* START *

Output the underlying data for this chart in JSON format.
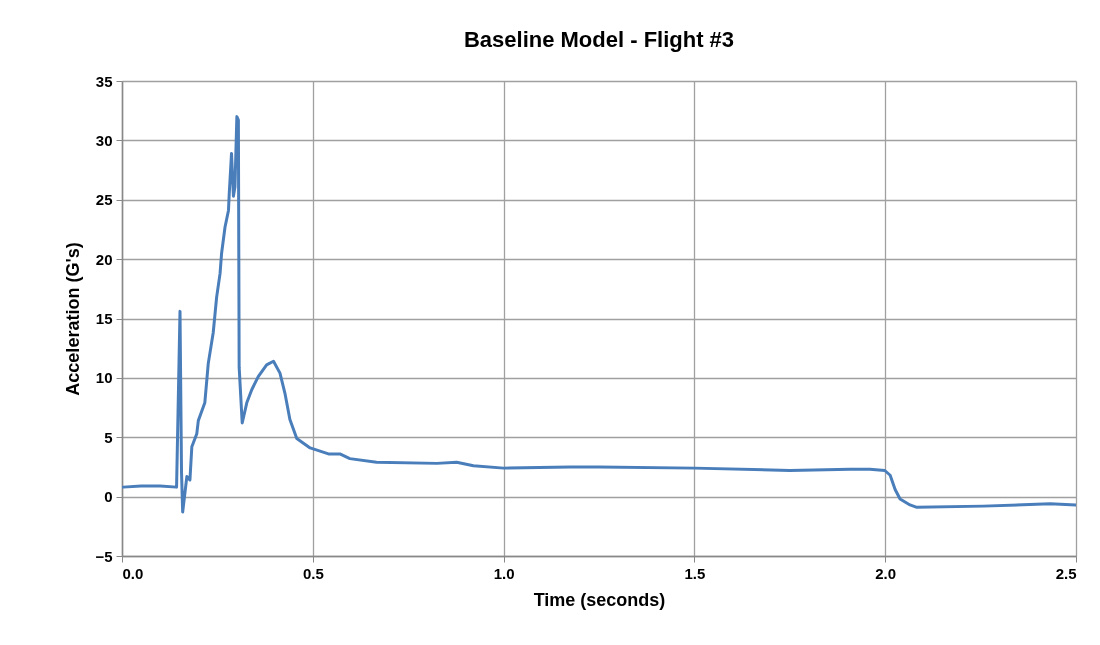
{
  "chart_data": {
    "type": "line",
    "title": "Baseline Model - Flight #3",
    "xlabel": "Time (seconds)",
    "ylabel": "Acceleration (G's)",
    "x": [
      0.003,
      0.05,
      0.1,
      0.143,
      0.152,
      0.156,
      0.159,
      0.17,
      0.178,
      0.183,
      0.196,
      0.2,
      0.217,
      0.226,
      0.239,
      0.248,
      0.257,
      0.261,
      0.27,
      0.279,
      0.281,
      0.287,
      0.292,
      0.296,
      0.301,
      0.305,
      0.307,
      0.315,
      0.327,
      0.34,
      0.357,
      0.379,
      0.397,
      0.414,
      0.427,
      0.44,
      0.458,
      0.493,
      0.541,
      0.571,
      0.597,
      0.667,
      0.825,
      0.877,
      0.921,
      1.0,
      1.174,
      1.25,
      1.5,
      1.75,
      1.908,
      1.96,
      1.999,
      2.013,
      2.026,
      2.039,
      2.065,
      2.083,
      2.257,
      2.432,
      2.5
    ],
    "series": [
      {
        "color": "#4a7ebb",
        "values": [
          0.8,
          0.9,
          0.9,
          0.8,
          15.6,
          2.0,
          -1.3,
          1.7,
          1.4,
          4.2,
          5.3,
          6.4,
          7.9,
          11.2,
          13.8,
          16.8,
          18.8,
          20.5,
          22.7,
          24.1,
          25.5,
          28.9,
          25.3,
          26.1,
          32.0,
          31.7,
          10.9,
          6.2,
          7.9,
          9.0,
          10.1,
          11.1,
          11.4,
          10.4,
          8.7,
          6.5,
          4.9,
          4.1,
          3.6,
          3.6,
          3.2,
          2.9,
          2.8,
          2.9,
          2.6,
          2.4,
          2.5,
          2.5,
          2.4,
          2.2,
          2.3,
          2.3,
          2.2,
          1.8,
          0.6,
          -0.2,
          -0.7,
          -0.9,
          -0.8,
          -0.6,
          -0.7
        ]
      }
    ],
    "xlim": [
      0,
      2.5
    ],
    "xticks": [
      {
        "value": 0,
        "label": "0.0"
      },
      0.5,
      {
        "value": 1,
        "label": "1.0"
      },
      1.5,
      {
        "value": 2,
        "label": "2.0"
      },
      2.5
    ],
    "ylim": [
      -5,
      35
    ],
    "yticks": [
      -5,
      0,
      5,
      10,
      15,
      20,
      25,
      30,
      35
    ],
    "grid": true,
    "marker": "none",
    "line_style": "solid"
  }
}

* END *

# Exercise prompt:
Transcribe the whole listing exactly. Pictures stay out of your copy.

# Result of the task:
Output the underlying data for this chart in JSON format.
{
  "chart_data": {
    "type": "line",
    "title": "Baseline Model - Flight #3",
    "xlabel": "Time (seconds)",
    "ylabel": "Acceleration (G's)",
    "x": [
      0.003,
      0.05,
      0.1,
      0.143,
      0.152,
      0.156,
      0.159,
      0.17,
      0.178,
      0.183,
      0.196,
      0.2,
      0.217,
      0.226,
      0.239,
      0.248,
      0.257,
      0.261,
      0.27,
      0.279,
      0.281,
      0.287,
      0.292,
      0.296,
      0.301,
      0.305,
      0.307,
      0.315,
      0.327,
      0.34,
      0.357,
      0.379,
      0.397,
      0.414,
      0.427,
      0.44,
      0.458,
      0.493,
      0.541,
      0.571,
      0.597,
      0.667,
      0.825,
      0.877,
      0.921,
      1.0,
      1.174,
      1.25,
      1.5,
      1.75,
      1.908,
      1.96,
      1.999,
      2.013,
      2.026,
      2.039,
      2.065,
      2.083,
      2.257,
      2.432,
      2.5
    ],
    "series": [
      {
        "color": "#4a7ebb",
        "values": [
          0.8,
          0.9,
          0.9,
          0.8,
          15.6,
          2.0,
          -1.3,
          1.7,
          1.4,
          4.2,
          5.3,
          6.4,
          7.9,
          11.2,
          13.8,
          16.8,
          18.8,
          20.5,
          22.7,
          24.1,
          25.5,
          28.9,
          25.3,
          26.1,
          32.0,
          31.7,
          10.9,
          6.2,
          7.9,
          9.0,
          10.1,
          11.1,
          11.4,
          10.4,
          8.7,
          6.5,
          4.9,
          4.1,
          3.6,
          3.6,
          3.2,
          2.9,
          2.8,
          2.9,
          2.6,
          2.4,
          2.5,
          2.5,
          2.4,
          2.2,
          2.3,
          2.3,
          2.2,
          1.8,
          0.6,
          -0.2,
          -0.7,
          -0.9,
          -0.8,
          -0.6,
          -0.7
        ]
      }
    ],
    "xlim": [
      0,
      2.5
    ],
    "xticks": [
      {
        "value": 0,
        "label": "0.0"
      },
      0.5,
      {
        "value": 1,
        "label": "1.0"
      },
      1.5,
      {
        "value": 2,
        "label": "2.0"
      },
      2.5
    ],
    "ylim": [
      -5,
      35
    ],
    "yticks": [
      -5,
      0,
      5,
      10,
      15,
      20,
      25,
      30,
      35
    ],
    "grid": true,
    "marker": "none",
    "line_style": "solid"
  }
}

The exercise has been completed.